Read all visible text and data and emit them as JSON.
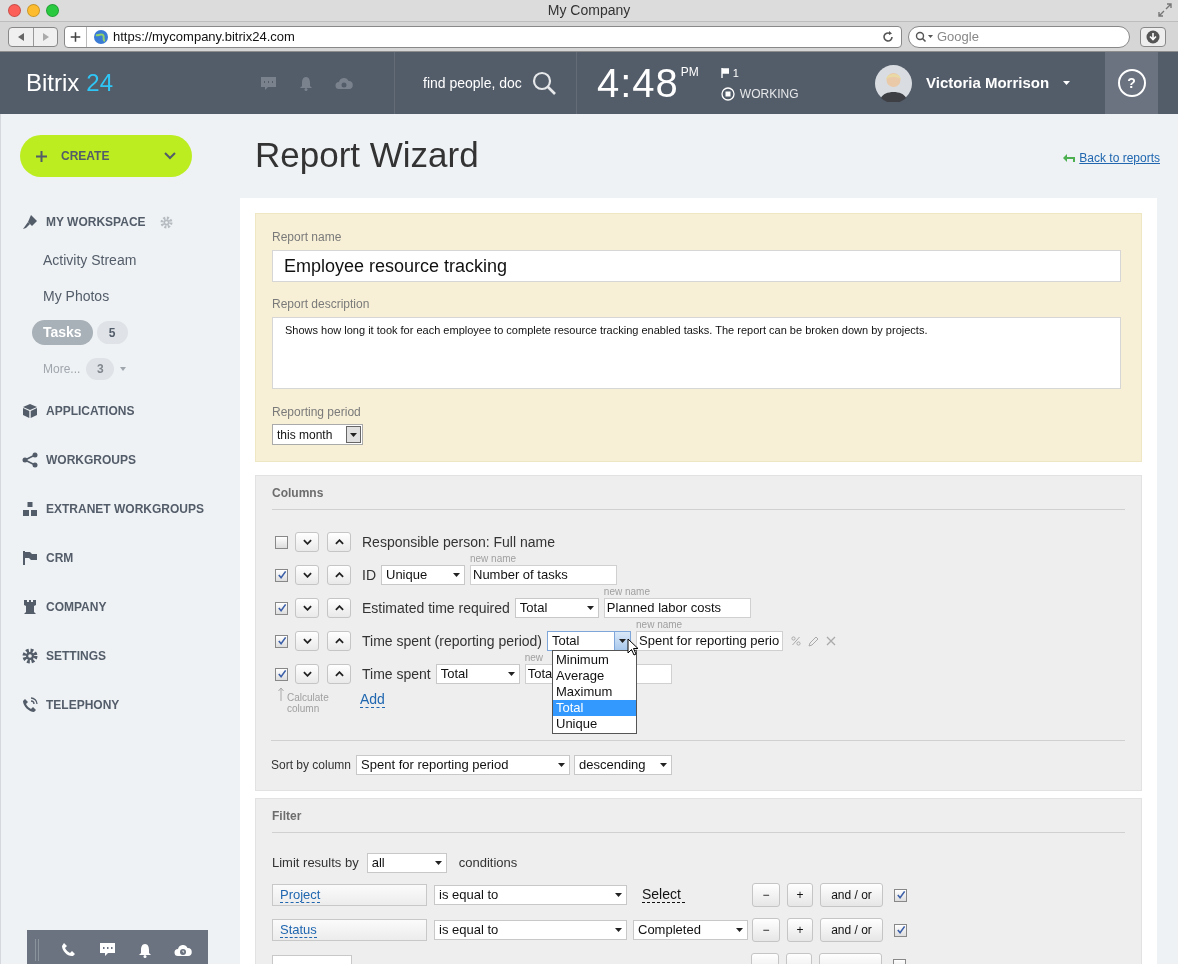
{
  "browser": {
    "title": "My Company",
    "url": "https://mycompany.bitrix24.com",
    "search_placeholder": "Google"
  },
  "header": {
    "logo": "Bitrix",
    "logo_number": "24",
    "search_placeholder": "find people, doc",
    "time": "4:48",
    "ampm": "PM",
    "flag_count": "1",
    "work_status": "WORKING",
    "user_name": "Victoria Morrison",
    "help": "?"
  },
  "sidebar": {
    "create": "CREATE",
    "workspace": "MY WORKSPACE",
    "workspace_items": [
      {
        "label": "Activity Stream",
        "selected": false
      },
      {
        "label": "My Photos",
        "selected": false
      },
      {
        "label": "Tasks",
        "count": "5",
        "selected": true
      }
    ],
    "more": {
      "label": "More...",
      "count": "3"
    },
    "sections": [
      {
        "label": "APPLICATIONS"
      },
      {
        "label": "WORKGROUPS"
      },
      {
        "label": "EXTRANET WORKGROUPS"
      },
      {
        "label": "CRM"
      },
      {
        "label": "COMPANY"
      },
      {
        "label": "SETTINGS"
      },
      {
        "label": "TELEPHONY"
      }
    ]
  },
  "page": {
    "title": "Report Wizard",
    "back_link": "Back to reports"
  },
  "report": {
    "name_label": "Report name",
    "name": "Employee resource tracking",
    "description_label": "Report description",
    "description": "Shows how long it took for each employee to complete resource tracking enabled tasks. The report can be broken down by projects.",
    "period_label": "Reporting period",
    "period": "this month"
  },
  "columns": {
    "title": "Columns",
    "rows": [
      {
        "label": "Responsible person: Full name",
        "checked": false
      },
      {
        "label": "ID",
        "aggregate": "Unique",
        "new_name_label": "new name",
        "new_name": "Number of tasks",
        "checked": true
      },
      {
        "label": "Estimated time required",
        "aggregate": "Total",
        "new_name_label": "new name",
        "new_name": "Planned labor costs",
        "checked": true
      },
      {
        "label": "Time spent (reporting period)",
        "aggregate": "Total",
        "new_name_label": "new name",
        "new_name": "Spent for reporting perio",
        "checked": true,
        "open": true,
        "actions": true
      },
      {
        "label": "Time spent",
        "aggregate": "Total",
        "new_name_label": "new",
        "new_name": "Tota",
        "checked": true
      }
    ],
    "dropdown_options": [
      {
        "label": "Minimum",
        "selected": false
      },
      {
        "label": "Average",
        "selected": false
      },
      {
        "label": "Maximum",
        "selected": false
      },
      {
        "label": "Total",
        "selected": true
      },
      {
        "label": "Unique",
        "selected": false
      }
    ],
    "calculate_label": "Calculate column",
    "add": "Add",
    "sort_label": "Sort by column",
    "sort_column": "Spent for reporting period",
    "sort_order": "descending"
  },
  "filter": {
    "title": "Filter",
    "limit_label": "Limit results by",
    "limit_value": "all",
    "conditions_label": "conditions",
    "rows": [
      {
        "kind": "condition",
        "field": "Project",
        "operator": "is equal to",
        "value_link": "Select",
        "minus": "−",
        "plus": "+",
        "and_or": "and / or",
        "checked": true
      },
      {
        "kind": "condition",
        "field": "Status",
        "operator": "is equal to",
        "value_select": "Completed",
        "minus": "−",
        "plus": "+",
        "and_or": "and / or",
        "checked": true
      },
      {
        "kind": "group",
        "checked": false
      }
    ]
  }
}
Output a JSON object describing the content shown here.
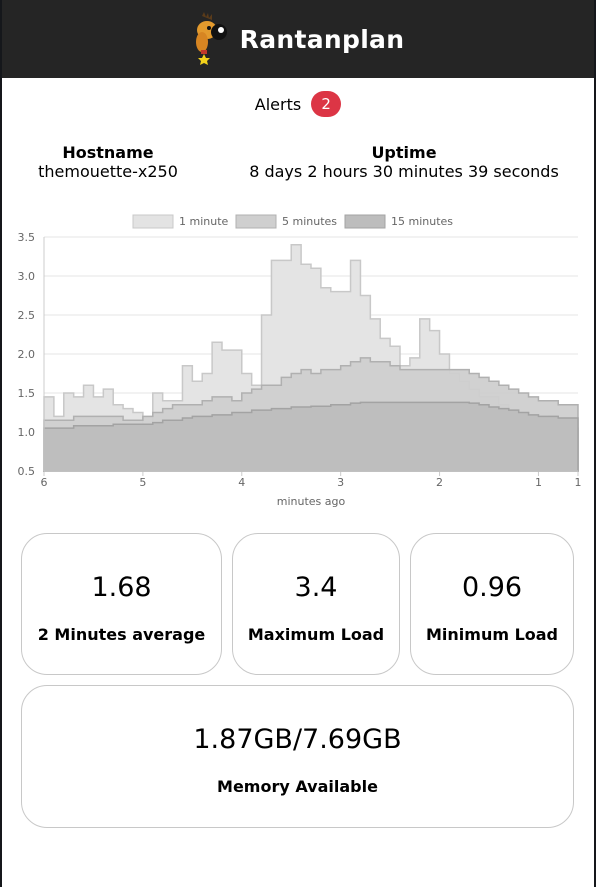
{
  "header": {
    "title": "Rantanplan",
    "logo": "rantanplan-dog-logo"
  },
  "alerts": {
    "label": "Alerts",
    "count": "2"
  },
  "host_info": {
    "hostname_label": "Hostname",
    "hostname": "themouette-x250",
    "uptime_label": "Uptime",
    "uptime": "8 days 2 hours 30 minutes 39 seconds"
  },
  "colors": {
    "header_bg": "#252525",
    "badge": "#dc3545"
  },
  "chart_data": {
    "type": "area",
    "xlabel": "minutes ago",
    "ylabel": "",
    "x_ticks": [
      "6",
      "5",
      "4",
      "3",
      "2",
      "1",
      "1"
    ],
    "y_ticks": [
      "0.5",
      "1.0",
      "1.5",
      "2.0",
      "2.5",
      "3.0",
      "3.5"
    ],
    "xlim": [
      6,
      0.6
    ],
    "ylim": [
      0.5,
      3.5
    ],
    "grid": true,
    "legend_position": "top",
    "x": [
      6.0,
      5.9,
      5.8,
      5.7,
      5.6,
      5.5,
      5.4,
      5.3,
      5.2,
      5.1,
      5.0,
      4.9,
      4.8,
      4.7,
      4.6,
      4.5,
      4.4,
      4.3,
      4.2,
      4.1,
      4.0,
      3.9,
      3.8,
      3.7,
      3.6,
      3.5,
      3.4,
      3.3,
      3.2,
      3.1,
      3.0,
      2.9,
      2.8,
      2.7,
      2.6,
      2.5,
      2.4,
      2.3,
      2.2,
      2.1,
      2.0,
      1.9,
      1.8,
      1.7,
      1.6,
      1.5,
      1.4,
      1.3,
      1.2,
      1.1,
      1.0,
      0.9,
      0.8,
      0.7,
      0.6
    ],
    "series": [
      {
        "name": "1 minute",
        "values": [
          1.45,
          1.2,
          1.5,
          1.45,
          1.6,
          1.45,
          1.55,
          1.35,
          1.3,
          1.25,
          1.1,
          1.5,
          1.4,
          1.4,
          1.85,
          1.65,
          1.75,
          2.15,
          2.05,
          2.05,
          1.75,
          1.6,
          2.5,
          3.2,
          3.2,
          3.4,
          3.15,
          3.1,
          2.85,
          2.8,
          2.8,
          3.2,
          2.75,
          2.45,
          2.2,
          2.1,
          1.85,
          1.95,
          2.45,
          2.3,
          2.0,
          1.75,
          1.65,
          1.55,
          1.45,
          1.45,
          1.35,
          1.2,
          1.05,
          0.98,
          0.96,
          1.2,
          1.1,
          1.05,
          1.05
        ]
      },
      {
        "name": "5 minutes",
        "values": [
          1.15,
          1.15,
          1.15,
          1.2,
          1.2,
          1.2,
          1.2,
          1.2,
          1.15,
          1.15,
          1.2,
          1.25,
          1.3,
          1.35,
          1.35,
          1.35,
          1.4,
          1.45,
          1.45,
          1.4,
          1.5,
          1.55,
          1.6,
          1.6,
          1.7,
          1.75,
          1.8,
          1.75,
          1.8,
          1.8,
          1.85,
          1.9,
          1.95,
          1.9,
          1.9,
          1.85,
          1.8,
          1.8,
          1.8,
          1.8,
          1.8,
          1.8,
          1.8,
          1.75,
          1.7,
          1.65,
          1.6,
          1.55,
          1.5,
          1.45,
          1.4,
          1.4,
          1.35,
          1.35,
          1.35
        ]
      },
      {
        "name": "15 minutes",
        "values": [
          1.05,
          1.05,
          1.05,
          1.08,
          1.08,
          1.08,
          1.08,
          1.1,
          1.1,
          1.1,
          1.1,
          1.12,
          1.15,
          1.15,
          1.18,
          1.2,
          1.2,
          1.22,
          1.22,
          1.25,
          1.25,
          1.28,
          1.28,
          1.3,
          1.3,
          1.32,
          1.32,
          1.33,
          1.33,
          1.35,
          1.35,
          1.37,
          1.38,
          1.38,
          1.38,
          1.38,
          1.38,
          1.38,
          1.38,
          1.38,
          1.38,
          1.38,
          1.38,
          1.37,
          1.35,
          1.32,
          1.3,
          1.28,
          1.25,
          1.22,
          1.2,
          1.2,
          1.18,
          1.18,
          1.18
        ]
      }
    ]
  },
  "stats": [
    {
      "value": "1.68",
      "label": "2 Minutes average"
    },
    {
      "value": "3.4",
      "label": "Maximum Load"
    },
    {
      "value": "0.96",
      "label": "Minimum Load"
    }
  ],
  "memory": {
    "value": "1.87GB/7.69GB",
    "label": "Memory Available"
  }
}
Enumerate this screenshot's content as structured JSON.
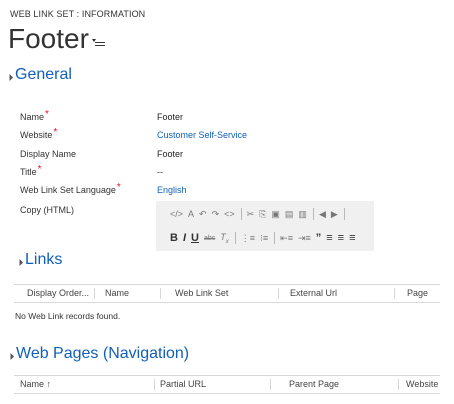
{
  "header": {
    "entity_type": "WEB LINK SET : INFORMATION",
    "record_title": "Footer"
  },
  "general": {
    "heading": "General",
    "fields": [
      {
        "label": "Name",
        "required": true,
        "value": "Footer",
        "is_link": false
      },
      {
        "label": "Website",
        "required": true,
        "value": "Customer Self-Service",
        "is_link": true
      },
      {
        "label": "Display Name",
        "required": false,
        "value": "Footer",
        "is_link": false
      },
      {
        "label": "Title",
        "required": true,
        "value": "--",
        "is_link": false
      },
      {
        "label": "Web Link Set Language",
        "required": true,
        "value": "English",
        "is_link": true
      },
      {
        "label": "Copy (HTML)",
        "required": false,
        "value": "",
        "is_link": false
      }
    ],
    "required_marker": "*",
    "editor_toolbar": {
      "row1": [
        "source-icon",
        "font-color-icon",
        "undo-icon",
        "redo-icon",
        "code-icon",
        "cut-icon",
        "copy-icon",
        "paste-icon",
        "paste-text-icon",
        "paste-word-icon",
        "back-icon",
        "forward-icon"
      ],
      "row2": [
        "bold-icon",
        "italic-icon",
        "underline-icon",
        "strikethrough-icon",
        "remove-format-icon",
        "numbered-list-icon",
        "bulleted-list-icon",
        "outdent-icon",
        "indent-icon",
        "blockquote-icon",
        "align-left-icon",
        "align-center-icon",
        "align-right-icon"
      ]
    }
  },
  "links": {
    "heading": "Links",
    "columns": [
      "Display Order...",
      "Name",
      "Web Link Set",
      "External Url",
      "Page"
    ],
    "empty_message": "No Web Link records found."
  },
  "web_pages": {
    "heading": "Web Pages (Navigation)",
    "columns": [
      "Name ↑",
      "Partial URL",
      "Parent Page",
      "Website"
    ]
  },
  "colors": {
    "accent": "#1160b7",
    "required": "#e81123",
    "editor_bg": "#f0f0f0"
  }
}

• _Exercise goal_
Isolate the lines above that contain the word "content" and copy them.

• _Exercise answer_
Output a JSON object describing the content shown here.
Enumerate this screenshot's content as structured JSON.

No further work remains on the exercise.